# [DATA EXCERPTS]
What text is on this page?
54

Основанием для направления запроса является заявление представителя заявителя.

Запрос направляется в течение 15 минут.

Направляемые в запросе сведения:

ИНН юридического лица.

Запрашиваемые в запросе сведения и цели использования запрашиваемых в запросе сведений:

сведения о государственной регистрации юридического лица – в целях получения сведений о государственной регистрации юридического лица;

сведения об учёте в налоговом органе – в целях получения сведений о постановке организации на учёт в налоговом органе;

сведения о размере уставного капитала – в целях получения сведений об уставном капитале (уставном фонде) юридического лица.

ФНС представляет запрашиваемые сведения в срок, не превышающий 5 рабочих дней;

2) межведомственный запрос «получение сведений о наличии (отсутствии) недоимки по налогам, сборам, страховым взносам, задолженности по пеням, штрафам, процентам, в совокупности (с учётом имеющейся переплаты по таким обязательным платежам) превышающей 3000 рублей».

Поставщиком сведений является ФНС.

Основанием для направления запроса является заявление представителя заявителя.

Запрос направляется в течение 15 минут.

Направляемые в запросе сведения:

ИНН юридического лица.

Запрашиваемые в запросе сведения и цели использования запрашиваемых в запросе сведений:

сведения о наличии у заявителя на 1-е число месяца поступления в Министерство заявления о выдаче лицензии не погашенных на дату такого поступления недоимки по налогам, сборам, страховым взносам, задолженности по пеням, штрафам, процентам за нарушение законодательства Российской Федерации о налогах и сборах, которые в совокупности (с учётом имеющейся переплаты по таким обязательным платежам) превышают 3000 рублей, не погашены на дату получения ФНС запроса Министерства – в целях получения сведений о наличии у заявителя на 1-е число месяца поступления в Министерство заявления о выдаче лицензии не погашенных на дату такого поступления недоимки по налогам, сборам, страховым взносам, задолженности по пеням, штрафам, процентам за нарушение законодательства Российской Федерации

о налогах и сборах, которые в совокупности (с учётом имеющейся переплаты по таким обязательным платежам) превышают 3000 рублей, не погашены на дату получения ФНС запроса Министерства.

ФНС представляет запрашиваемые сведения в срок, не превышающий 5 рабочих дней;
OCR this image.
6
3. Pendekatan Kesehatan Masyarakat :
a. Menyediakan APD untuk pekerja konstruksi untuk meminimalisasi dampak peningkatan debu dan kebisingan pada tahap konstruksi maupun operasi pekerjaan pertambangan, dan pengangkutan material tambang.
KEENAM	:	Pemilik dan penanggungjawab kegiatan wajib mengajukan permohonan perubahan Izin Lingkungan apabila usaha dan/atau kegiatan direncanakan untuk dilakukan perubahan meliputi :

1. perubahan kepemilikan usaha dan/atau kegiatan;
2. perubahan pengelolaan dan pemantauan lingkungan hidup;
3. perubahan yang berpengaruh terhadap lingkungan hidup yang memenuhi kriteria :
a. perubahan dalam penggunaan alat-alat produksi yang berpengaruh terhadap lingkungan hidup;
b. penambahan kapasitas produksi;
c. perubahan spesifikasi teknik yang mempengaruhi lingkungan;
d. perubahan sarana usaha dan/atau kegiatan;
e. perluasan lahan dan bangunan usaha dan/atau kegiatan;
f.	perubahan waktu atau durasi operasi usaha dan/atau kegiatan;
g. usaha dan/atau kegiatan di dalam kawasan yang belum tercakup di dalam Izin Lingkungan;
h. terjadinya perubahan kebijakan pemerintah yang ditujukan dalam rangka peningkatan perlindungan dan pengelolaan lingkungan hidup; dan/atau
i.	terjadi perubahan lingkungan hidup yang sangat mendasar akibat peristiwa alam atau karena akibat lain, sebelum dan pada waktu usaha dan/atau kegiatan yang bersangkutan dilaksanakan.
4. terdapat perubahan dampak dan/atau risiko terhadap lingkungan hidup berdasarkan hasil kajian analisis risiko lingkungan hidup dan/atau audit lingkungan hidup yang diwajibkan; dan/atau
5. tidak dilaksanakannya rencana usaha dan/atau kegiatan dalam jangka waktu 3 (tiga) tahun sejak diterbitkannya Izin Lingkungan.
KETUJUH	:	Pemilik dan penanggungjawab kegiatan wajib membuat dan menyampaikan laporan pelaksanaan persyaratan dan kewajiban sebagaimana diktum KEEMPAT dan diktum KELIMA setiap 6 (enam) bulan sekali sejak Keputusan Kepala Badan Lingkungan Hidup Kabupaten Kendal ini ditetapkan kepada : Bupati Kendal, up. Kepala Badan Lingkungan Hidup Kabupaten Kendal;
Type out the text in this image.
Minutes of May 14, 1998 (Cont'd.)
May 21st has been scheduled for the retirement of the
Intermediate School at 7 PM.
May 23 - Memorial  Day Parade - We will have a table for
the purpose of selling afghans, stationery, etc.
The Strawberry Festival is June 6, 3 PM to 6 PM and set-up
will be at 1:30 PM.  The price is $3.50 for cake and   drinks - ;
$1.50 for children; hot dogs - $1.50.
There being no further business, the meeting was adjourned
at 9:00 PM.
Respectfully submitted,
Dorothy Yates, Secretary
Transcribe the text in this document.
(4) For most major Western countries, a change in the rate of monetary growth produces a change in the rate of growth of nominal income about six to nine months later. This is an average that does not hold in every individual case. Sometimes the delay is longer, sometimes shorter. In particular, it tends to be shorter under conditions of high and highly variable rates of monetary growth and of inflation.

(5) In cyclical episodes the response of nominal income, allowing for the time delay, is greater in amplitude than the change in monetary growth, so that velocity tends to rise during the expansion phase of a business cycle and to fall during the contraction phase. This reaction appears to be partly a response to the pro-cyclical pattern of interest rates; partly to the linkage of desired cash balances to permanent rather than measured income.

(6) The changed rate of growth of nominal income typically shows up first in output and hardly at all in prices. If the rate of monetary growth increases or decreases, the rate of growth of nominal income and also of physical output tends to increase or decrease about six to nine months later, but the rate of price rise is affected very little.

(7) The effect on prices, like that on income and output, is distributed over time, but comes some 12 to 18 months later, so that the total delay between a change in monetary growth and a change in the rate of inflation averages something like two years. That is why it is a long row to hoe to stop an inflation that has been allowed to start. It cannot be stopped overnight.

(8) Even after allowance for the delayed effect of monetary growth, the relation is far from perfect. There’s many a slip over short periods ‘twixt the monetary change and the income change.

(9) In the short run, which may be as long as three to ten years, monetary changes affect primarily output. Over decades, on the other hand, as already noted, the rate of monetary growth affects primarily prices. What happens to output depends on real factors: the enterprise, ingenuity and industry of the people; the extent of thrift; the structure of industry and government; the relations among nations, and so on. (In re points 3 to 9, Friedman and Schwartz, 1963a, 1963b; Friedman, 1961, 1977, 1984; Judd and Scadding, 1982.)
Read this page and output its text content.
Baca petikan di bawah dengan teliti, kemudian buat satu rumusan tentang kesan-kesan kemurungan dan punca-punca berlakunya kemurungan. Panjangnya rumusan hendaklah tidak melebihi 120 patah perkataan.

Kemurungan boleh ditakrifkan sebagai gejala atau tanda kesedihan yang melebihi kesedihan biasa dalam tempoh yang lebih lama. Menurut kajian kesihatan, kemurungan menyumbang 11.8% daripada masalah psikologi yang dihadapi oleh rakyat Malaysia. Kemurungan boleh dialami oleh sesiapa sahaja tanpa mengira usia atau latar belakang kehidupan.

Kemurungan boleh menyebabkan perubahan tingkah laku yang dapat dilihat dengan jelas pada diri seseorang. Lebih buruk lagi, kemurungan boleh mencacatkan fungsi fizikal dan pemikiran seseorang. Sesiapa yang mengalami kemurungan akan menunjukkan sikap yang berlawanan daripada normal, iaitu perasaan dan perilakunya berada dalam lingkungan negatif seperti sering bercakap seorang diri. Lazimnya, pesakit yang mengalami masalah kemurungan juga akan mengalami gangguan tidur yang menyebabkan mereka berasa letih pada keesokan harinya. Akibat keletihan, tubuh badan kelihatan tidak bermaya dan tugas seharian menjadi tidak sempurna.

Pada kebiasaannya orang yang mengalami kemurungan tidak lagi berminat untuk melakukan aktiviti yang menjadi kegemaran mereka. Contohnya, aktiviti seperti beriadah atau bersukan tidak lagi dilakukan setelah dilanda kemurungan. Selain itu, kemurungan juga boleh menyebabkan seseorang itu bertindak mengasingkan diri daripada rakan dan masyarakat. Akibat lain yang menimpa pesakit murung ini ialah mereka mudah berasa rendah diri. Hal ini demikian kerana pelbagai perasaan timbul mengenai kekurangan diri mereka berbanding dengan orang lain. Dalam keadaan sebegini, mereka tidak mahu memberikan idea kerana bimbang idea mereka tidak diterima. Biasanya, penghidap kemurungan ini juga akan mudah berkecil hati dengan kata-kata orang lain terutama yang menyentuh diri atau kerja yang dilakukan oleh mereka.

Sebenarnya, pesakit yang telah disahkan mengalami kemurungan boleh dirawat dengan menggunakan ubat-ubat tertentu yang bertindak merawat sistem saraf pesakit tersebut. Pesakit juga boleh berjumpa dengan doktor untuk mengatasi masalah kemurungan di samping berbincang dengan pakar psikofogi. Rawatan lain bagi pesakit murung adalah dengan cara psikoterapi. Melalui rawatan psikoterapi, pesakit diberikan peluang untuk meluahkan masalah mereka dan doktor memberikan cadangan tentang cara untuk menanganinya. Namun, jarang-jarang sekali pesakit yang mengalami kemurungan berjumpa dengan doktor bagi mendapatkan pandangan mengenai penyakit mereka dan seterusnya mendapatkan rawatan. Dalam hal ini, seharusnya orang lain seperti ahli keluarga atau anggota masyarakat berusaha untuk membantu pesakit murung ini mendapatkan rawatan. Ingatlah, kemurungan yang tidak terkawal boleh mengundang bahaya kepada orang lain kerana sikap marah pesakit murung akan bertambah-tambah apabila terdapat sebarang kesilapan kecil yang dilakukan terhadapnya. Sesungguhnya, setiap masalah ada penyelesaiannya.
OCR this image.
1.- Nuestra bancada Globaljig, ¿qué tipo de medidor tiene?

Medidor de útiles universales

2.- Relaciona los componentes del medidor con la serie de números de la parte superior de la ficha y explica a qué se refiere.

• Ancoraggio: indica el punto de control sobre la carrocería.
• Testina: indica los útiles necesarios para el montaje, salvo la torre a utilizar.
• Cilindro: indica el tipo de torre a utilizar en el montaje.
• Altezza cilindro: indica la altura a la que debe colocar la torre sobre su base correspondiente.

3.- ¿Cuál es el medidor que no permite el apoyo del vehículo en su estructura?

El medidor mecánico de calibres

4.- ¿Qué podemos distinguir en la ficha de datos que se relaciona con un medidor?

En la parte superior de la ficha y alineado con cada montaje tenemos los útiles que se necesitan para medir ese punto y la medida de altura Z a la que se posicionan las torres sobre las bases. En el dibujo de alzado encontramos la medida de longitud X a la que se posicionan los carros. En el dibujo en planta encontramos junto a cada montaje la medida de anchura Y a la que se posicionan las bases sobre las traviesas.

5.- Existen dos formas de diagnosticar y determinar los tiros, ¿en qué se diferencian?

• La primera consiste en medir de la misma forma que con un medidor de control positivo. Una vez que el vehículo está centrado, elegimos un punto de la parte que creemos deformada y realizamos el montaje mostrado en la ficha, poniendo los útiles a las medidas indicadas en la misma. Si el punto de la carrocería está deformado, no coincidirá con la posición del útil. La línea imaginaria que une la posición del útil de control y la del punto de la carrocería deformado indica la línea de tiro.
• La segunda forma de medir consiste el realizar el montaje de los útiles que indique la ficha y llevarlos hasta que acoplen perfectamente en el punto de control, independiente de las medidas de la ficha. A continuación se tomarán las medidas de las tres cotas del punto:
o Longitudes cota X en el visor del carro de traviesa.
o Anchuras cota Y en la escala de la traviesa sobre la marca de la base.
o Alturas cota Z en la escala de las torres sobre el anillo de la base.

# [SET EXERCISE]
Copy every line in the listing above where the string "melebihi" turns up.

# [TASK SOLUTION]
Baca petikan di bawah dengan teliti, kemudian buat satu rumusan tentang kesan-kesan kemurungan dan punca-punca berlakunya kemurungan. Panjangnya rumusan hendaklah tidak melebihi 120 patah perkataan.
Kemurungan boleh ditakrifkan sebagai gejala atau tanda kesedihan yang melebihi kesedihan biasa dalam tempoh yang lebih lama. Menurut kajian kesihatan, kemurungan menyumbang 11.8% daripada masalah psikologi yang dihadapi oleh rakyat Malaysia. Kemurungan boleh dialami oleh sesiapa sahaja tanpa mengira usia atau latar belakang kehidupan.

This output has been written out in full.